WHAT IS EXPECTED: Check each line of the records below and collect those that include the word "وأبوه".

MATERIAL FOR THIS TASK:

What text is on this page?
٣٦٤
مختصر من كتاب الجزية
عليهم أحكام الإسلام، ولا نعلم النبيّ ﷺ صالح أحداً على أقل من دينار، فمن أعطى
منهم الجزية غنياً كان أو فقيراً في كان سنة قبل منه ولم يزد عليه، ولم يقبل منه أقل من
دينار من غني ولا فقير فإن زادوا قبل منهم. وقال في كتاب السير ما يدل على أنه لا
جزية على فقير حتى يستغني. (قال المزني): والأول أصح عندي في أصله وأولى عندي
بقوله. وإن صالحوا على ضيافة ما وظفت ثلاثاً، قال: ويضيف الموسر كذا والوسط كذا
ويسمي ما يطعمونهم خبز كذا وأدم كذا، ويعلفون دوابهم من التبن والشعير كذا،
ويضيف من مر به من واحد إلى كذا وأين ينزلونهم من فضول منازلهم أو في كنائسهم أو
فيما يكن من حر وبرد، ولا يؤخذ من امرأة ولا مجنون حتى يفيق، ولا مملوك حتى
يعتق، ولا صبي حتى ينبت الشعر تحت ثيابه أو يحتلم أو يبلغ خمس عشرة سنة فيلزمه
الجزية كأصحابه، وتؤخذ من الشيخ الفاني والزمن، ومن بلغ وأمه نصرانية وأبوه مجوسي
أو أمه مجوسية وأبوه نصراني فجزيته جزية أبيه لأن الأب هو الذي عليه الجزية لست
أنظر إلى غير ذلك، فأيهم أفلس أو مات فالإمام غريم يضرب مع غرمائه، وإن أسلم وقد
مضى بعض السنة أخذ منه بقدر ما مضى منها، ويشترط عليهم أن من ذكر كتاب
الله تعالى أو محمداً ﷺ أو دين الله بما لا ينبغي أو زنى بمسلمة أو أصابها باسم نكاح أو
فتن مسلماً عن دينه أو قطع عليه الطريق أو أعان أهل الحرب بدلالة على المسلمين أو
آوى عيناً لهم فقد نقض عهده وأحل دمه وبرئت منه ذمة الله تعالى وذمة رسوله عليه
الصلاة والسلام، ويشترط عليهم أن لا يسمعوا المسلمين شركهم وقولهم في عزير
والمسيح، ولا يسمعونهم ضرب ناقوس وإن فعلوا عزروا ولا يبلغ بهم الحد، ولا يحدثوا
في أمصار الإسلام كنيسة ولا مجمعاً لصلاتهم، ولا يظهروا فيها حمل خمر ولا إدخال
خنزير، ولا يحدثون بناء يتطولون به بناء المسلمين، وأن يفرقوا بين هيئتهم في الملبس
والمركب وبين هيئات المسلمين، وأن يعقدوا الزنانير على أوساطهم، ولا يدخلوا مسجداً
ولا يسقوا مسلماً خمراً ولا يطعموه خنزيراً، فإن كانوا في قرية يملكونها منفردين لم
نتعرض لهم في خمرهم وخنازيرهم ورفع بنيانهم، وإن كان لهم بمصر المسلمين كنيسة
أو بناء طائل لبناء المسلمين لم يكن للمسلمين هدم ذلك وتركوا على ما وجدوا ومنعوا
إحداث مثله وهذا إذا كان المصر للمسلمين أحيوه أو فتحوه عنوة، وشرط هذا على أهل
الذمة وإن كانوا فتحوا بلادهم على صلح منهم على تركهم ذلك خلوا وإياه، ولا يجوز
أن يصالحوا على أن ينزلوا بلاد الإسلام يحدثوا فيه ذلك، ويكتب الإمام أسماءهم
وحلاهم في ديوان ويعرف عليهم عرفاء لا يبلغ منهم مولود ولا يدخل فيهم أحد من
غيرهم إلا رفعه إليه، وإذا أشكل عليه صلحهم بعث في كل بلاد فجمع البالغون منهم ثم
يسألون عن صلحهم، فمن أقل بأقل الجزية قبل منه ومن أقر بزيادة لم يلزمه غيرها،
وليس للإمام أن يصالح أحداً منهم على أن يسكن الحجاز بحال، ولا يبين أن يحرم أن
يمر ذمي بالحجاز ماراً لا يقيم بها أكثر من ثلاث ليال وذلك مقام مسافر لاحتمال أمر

SOLUTION TO THIS PROBLEM:
الجزية كأصحابه، وتؤخذ من الشيخ الفاني والزمن، ومن بلغ وأمه نصرانية وأبوه مجوسي
أو أمه مجوسية وأبوه نصراني فجزيته جزية أبيه لأن الأب هو الذي عليه الجزية لست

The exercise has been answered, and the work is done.